-- SELECTION --
The first time I met Shoaib Akhtar was in Rawalpindi in 2001. He told me that he had once bowled 97.7mph, while carrying a back injury and having a broken rib.

Now, he was injured again, sitting out Pakistan’s training camp and reflecting on his place in the world. “One good thing about my fame is that people really love me,” he said. “They love me because I do my best for the country. That’s why people love me a lot, even more than other players. When I go round town, people knock on my car windows and shake my hand. They treat me well.”
Fast. Charming. Comically self-regarding. Injured. It was a good introduction. I thought he was a brilliant interviewee and resolved to keep in touch.

Shoaib could certainly walk it like he talked it – just not all that often: he made his Test debut in 1997 and retired this March, but played just 46 Tests in between. To be fair, he never set out his stall as a workhorse. Even at that 2001 meeting, when he was 25, he talked of his urgent need to have a rest. He wanted to be an impact player: “I have to play the crunch matches, charge in and get wickets and win crucial games. But if we’re 2-0 up there’s no point me pushing myself too hard,” he told me.

Did he win crunch matches for the team? Sometimes. His finest hour came possibly when England went to Pakistan at the end of 2005. Euphoric with Ashes success, England sensed a new era. But Pakistan knocked them over 2-0, inspired by a fit and fast Akhtar who, as well as being able to reverse the ball at extreme pace, had finally added a demon slower ball to his armoury. It was an extra level of humiliation for batsmen, prepared to be blown away by pace, to find themselves instead outwitted by Akhtar’s guile. Akhtar took 17 wickets at 25; his five-for wrapped up Pakistan’s innings victory in the final Test and the image of him, wheeling away in celebration, is possibly the enduring one of his career.

More often, though, Akhtar conjured up inspirational cameos, glimpses of greatness, huge promise left unfulfilled. In his first Test against India, in 1999, he removed Dravid and Tendulkar with consecutive balls, both bowled with inswinging yorkers, as Pakistan pulled off a narrow victory at Eden Gardens; later that year, in England, three key wickets – all bowled – in the World Cup semi-final against New Zealand; in 2003, there was the famous first (officially recorded) 100mph ball, to Nick Knight at the World Cup. Lesser teams were swept away: against New Zealand, Akhtar took 17 Test wickets at a ludicrous five runs each.

I was ghosting Shoaib’s column for The Guardian during the 2003 World Cup and the supposedly landmark 100mph ball was not the big thing on his mind.

“I did bowl the first-ever 100mph ball in a World Cup,” he said. “But that doesn’t matter when you go for 63 off seven overs. I just ran out of gas after four overs. I’ve got a lot to put right.”

An unfulfilled talent? Akhtar finished with a Test strike rate of 45, bettered in the modern era only by Shane Bond, Dale Steyn and Waqar Younis, his game-for-game stats head and shoulders above those of Brett Lee, for so long perceived as his chief rival. But injuries and often self-inflicted fiasco meant that he did not appear in a major tournament between the 2004 Champions Trophy and the 2011 World Cup, denying him, at least, the chance of being a T20 world champion like his contemporary maverick Shahid Afridi.

-- TASK INSTRUCTIONS --
(a) Reproduce, word for word, the part of the Shoaib Akhtar piece starting with "The first time" and going on through "a broken rib.".
(b) Write out the listing verbatim, starting with its first line and going on through the line with "section-rule-right [397, 829, 503, 830]", both lines included.

-- SUPPLIED INFORMATION --
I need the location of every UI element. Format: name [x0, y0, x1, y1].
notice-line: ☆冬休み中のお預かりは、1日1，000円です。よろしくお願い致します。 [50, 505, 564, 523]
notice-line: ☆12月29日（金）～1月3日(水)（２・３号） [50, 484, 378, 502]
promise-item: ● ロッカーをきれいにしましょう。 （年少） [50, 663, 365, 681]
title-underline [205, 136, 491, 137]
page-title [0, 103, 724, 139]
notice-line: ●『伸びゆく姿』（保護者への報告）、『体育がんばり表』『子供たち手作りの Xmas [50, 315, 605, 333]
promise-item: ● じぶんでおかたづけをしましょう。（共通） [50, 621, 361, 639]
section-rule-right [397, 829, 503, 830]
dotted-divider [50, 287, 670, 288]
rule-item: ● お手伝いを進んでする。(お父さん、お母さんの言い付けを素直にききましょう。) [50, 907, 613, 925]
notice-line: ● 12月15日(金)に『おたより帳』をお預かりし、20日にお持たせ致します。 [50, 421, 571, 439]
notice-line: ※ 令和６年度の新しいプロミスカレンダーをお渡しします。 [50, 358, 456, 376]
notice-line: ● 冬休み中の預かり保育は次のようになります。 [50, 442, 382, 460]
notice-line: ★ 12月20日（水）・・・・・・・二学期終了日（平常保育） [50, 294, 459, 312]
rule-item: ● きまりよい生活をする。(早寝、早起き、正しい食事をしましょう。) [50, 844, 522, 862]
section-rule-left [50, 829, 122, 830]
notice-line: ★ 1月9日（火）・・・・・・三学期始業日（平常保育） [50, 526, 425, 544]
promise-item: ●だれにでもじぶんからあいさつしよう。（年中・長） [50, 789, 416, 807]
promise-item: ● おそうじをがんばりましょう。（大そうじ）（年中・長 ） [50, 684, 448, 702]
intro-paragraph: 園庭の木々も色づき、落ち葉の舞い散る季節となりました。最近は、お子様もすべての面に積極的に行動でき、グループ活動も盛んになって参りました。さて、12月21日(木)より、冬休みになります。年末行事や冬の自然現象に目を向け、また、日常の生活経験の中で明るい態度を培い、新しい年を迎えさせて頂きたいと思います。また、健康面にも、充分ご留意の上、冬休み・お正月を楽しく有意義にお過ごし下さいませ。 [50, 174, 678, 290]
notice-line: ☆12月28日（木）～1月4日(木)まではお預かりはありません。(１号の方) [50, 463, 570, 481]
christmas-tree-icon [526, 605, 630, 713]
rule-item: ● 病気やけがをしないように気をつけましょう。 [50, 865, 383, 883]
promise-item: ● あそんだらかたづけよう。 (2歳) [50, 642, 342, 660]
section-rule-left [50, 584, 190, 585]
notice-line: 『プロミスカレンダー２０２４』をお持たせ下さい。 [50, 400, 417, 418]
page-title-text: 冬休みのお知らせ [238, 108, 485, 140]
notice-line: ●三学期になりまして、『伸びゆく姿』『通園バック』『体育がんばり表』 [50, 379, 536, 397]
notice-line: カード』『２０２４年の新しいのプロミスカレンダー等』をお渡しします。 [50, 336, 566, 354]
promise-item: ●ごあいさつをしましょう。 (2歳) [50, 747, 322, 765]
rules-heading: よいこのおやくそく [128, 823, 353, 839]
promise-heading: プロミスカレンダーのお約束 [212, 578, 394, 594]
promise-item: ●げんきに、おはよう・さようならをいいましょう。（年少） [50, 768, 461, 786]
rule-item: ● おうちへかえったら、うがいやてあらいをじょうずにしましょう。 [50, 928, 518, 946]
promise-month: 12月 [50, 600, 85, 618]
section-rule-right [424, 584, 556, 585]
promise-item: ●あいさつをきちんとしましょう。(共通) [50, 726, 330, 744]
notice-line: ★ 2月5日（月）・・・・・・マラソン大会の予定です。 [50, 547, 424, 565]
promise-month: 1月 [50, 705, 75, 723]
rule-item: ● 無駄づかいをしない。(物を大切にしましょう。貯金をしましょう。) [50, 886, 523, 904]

-- EXERCISE RESULTS --
(a)
The first time I met Shoaib Akhtar was in Rawalpindi in 2001. He told me that he had once bowled 97.7mph, while carrying a back injury and having a broken rib.

(b)
I need the location of every UI element. Format: name [x0, y0, x1, y1].
notice-line: ☆冬休み中のお預かりは、1日1，000円です。よろしくお願い致します。 [50, 505, 564, 523]
notice-line: ☆12月29日（金）～1月3日(水)（２・３号） [50, 484, 378, 502]
promise-item: ● ロッカーをきれいにしましょう。 （年少） [50, 663, 365, 681]
title-underline [205, 136, 491, 137]
page-title [0, 103, 724, 139]
notice-line: ●『伸びゆく姿』（保護者への報告）、『体育がんばり表』『子供たち手作りの Xmas [50, 315, 605, 333]
promise-item: ● じぶんでおかたづけをしましょう。（共通） [50, 621, 361, 639]
section-rule-right [397, 829, 503, 830]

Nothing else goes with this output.